Entries shown ->
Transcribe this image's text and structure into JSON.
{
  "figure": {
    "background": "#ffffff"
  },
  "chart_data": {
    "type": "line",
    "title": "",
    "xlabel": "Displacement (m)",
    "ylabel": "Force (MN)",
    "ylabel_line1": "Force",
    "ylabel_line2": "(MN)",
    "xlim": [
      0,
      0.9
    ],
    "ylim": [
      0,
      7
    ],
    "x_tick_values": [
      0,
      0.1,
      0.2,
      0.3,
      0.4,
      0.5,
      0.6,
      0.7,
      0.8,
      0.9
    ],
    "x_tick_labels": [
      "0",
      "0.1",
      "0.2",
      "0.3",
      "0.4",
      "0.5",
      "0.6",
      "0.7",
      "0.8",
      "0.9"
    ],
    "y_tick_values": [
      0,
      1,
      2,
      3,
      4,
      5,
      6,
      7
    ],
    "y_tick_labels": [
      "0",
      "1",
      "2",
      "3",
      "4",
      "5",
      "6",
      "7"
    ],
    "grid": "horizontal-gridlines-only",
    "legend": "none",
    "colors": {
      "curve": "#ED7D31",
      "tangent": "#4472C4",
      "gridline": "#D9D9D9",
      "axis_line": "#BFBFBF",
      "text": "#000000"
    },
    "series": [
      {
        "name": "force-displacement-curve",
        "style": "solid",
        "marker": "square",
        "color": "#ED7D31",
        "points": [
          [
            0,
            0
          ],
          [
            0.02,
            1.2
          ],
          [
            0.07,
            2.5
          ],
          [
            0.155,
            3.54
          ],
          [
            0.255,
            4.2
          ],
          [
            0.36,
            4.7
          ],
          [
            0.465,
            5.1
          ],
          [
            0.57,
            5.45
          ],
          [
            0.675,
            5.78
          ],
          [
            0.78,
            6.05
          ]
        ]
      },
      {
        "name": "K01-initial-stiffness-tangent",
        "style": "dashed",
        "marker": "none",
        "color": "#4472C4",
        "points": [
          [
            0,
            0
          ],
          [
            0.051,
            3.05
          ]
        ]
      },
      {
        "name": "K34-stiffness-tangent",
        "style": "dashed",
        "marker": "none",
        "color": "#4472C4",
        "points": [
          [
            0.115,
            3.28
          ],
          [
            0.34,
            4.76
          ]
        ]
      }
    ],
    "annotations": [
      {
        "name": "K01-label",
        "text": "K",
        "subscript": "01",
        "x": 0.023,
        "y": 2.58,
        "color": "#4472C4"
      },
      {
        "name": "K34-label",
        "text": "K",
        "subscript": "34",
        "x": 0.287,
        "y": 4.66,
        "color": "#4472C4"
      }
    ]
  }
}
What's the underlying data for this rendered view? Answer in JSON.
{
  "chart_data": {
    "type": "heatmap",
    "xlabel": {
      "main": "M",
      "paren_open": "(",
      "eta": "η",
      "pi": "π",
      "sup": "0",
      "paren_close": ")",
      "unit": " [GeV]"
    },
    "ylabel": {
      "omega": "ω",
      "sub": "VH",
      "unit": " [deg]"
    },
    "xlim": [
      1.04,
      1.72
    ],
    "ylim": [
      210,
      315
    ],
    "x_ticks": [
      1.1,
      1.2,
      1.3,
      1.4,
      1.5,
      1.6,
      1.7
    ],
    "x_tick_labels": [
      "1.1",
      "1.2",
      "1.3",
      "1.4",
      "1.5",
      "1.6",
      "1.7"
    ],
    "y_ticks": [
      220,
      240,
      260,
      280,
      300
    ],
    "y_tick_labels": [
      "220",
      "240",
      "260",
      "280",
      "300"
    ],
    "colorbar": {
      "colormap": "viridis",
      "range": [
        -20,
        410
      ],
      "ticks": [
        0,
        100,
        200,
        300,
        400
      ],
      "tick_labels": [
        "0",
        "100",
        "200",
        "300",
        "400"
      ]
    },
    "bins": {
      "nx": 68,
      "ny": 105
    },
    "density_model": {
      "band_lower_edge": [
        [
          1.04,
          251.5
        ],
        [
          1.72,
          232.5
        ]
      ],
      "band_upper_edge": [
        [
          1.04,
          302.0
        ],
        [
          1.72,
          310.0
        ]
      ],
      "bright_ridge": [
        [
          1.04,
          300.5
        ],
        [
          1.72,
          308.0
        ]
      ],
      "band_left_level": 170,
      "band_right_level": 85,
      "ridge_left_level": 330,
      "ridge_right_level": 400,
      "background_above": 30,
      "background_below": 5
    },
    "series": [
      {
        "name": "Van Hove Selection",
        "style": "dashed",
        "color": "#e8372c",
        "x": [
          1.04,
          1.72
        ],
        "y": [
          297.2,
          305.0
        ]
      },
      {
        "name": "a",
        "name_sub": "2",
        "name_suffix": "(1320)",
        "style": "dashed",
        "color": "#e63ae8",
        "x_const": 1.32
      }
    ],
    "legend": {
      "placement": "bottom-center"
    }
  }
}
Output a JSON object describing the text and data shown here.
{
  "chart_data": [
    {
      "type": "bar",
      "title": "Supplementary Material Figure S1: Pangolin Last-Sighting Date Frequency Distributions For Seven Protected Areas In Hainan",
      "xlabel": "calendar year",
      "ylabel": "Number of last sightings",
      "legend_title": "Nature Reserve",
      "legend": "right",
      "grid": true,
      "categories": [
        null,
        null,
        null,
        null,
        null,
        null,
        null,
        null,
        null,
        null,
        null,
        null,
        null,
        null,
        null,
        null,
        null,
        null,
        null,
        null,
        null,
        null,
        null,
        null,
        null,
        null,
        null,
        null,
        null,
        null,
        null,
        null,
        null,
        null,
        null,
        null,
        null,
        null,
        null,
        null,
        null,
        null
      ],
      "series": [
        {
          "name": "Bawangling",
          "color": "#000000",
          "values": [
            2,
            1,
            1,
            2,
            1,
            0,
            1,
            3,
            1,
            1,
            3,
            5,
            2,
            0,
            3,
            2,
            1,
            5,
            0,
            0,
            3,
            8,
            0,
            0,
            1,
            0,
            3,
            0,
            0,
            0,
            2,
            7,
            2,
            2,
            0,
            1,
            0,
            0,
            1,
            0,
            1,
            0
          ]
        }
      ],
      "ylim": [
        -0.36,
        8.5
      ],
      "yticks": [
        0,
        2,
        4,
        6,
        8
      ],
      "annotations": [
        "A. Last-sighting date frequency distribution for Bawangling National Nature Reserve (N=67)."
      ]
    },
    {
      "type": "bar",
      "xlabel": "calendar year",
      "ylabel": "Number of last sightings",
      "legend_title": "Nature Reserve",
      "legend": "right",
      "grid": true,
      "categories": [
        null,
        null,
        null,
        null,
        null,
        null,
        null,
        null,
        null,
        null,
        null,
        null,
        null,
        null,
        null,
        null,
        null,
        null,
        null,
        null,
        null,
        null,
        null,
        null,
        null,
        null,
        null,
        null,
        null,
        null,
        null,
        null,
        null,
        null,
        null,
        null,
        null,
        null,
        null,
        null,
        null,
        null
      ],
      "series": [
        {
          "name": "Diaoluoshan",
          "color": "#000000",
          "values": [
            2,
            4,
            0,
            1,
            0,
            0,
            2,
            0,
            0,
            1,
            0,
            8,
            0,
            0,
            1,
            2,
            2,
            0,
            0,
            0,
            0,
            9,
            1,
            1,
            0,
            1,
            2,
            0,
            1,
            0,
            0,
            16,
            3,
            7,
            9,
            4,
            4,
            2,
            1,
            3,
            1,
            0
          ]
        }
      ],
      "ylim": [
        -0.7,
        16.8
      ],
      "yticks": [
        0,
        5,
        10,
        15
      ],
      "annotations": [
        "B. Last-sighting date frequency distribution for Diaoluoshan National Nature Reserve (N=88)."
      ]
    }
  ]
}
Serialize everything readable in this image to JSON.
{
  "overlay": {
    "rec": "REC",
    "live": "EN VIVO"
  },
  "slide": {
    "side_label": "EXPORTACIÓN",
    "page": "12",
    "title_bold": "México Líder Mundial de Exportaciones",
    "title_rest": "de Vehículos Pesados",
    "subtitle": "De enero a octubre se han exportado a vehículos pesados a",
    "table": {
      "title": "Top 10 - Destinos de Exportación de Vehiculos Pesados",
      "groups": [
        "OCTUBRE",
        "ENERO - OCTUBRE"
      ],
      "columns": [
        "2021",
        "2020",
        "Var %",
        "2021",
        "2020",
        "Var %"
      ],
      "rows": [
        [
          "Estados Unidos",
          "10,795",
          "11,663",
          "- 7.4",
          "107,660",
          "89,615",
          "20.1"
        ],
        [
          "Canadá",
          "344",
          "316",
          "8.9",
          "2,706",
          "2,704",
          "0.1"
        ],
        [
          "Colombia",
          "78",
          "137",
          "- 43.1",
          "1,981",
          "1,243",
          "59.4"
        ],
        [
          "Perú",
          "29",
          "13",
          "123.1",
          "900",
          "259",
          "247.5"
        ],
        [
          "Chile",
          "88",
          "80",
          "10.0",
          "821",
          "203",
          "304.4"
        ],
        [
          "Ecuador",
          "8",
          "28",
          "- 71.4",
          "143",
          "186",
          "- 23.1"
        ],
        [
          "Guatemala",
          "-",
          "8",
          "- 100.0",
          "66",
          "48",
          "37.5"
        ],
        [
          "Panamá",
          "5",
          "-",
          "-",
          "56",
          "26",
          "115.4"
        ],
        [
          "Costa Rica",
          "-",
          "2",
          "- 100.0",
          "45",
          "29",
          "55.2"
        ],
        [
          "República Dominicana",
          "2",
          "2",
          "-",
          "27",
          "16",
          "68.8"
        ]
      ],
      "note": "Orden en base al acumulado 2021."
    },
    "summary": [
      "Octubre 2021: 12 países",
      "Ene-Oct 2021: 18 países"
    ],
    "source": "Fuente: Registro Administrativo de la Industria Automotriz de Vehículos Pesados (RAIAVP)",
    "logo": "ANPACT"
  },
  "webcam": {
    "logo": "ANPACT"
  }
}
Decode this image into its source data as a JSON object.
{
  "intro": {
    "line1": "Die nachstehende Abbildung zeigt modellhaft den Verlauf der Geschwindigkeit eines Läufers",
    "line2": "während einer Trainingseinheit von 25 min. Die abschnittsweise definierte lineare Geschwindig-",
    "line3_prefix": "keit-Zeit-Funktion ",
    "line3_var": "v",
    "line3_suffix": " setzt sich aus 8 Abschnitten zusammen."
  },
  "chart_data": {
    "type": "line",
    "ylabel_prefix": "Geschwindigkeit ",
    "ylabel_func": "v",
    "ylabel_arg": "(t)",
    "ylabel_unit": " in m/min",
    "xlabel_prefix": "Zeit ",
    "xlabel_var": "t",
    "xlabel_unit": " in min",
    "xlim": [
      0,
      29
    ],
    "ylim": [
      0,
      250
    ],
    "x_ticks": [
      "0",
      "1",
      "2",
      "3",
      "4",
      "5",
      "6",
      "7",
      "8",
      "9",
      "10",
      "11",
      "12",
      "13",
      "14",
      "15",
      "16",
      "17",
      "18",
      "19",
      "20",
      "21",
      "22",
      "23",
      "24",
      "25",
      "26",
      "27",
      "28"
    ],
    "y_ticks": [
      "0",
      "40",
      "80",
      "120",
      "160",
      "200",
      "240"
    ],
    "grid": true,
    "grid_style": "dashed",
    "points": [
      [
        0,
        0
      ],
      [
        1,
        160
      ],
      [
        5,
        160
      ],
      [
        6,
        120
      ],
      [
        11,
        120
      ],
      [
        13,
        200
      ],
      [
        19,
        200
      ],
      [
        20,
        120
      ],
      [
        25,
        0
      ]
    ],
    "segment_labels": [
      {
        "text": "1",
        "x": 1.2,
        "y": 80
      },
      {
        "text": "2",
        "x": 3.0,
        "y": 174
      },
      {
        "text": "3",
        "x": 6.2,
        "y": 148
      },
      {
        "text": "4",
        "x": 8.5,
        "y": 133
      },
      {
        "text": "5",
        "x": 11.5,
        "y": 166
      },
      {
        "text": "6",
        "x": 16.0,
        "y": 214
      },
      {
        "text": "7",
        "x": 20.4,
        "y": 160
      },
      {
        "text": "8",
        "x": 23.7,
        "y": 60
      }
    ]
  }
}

Task prompt -> Only lines with the word "tangent" should be collected from the material.

Correct result ->
      "tangent": "#4472C4",
        "name": "K01-initial-stiffness-tangent",
        "name": "K34-stiffness-tangent",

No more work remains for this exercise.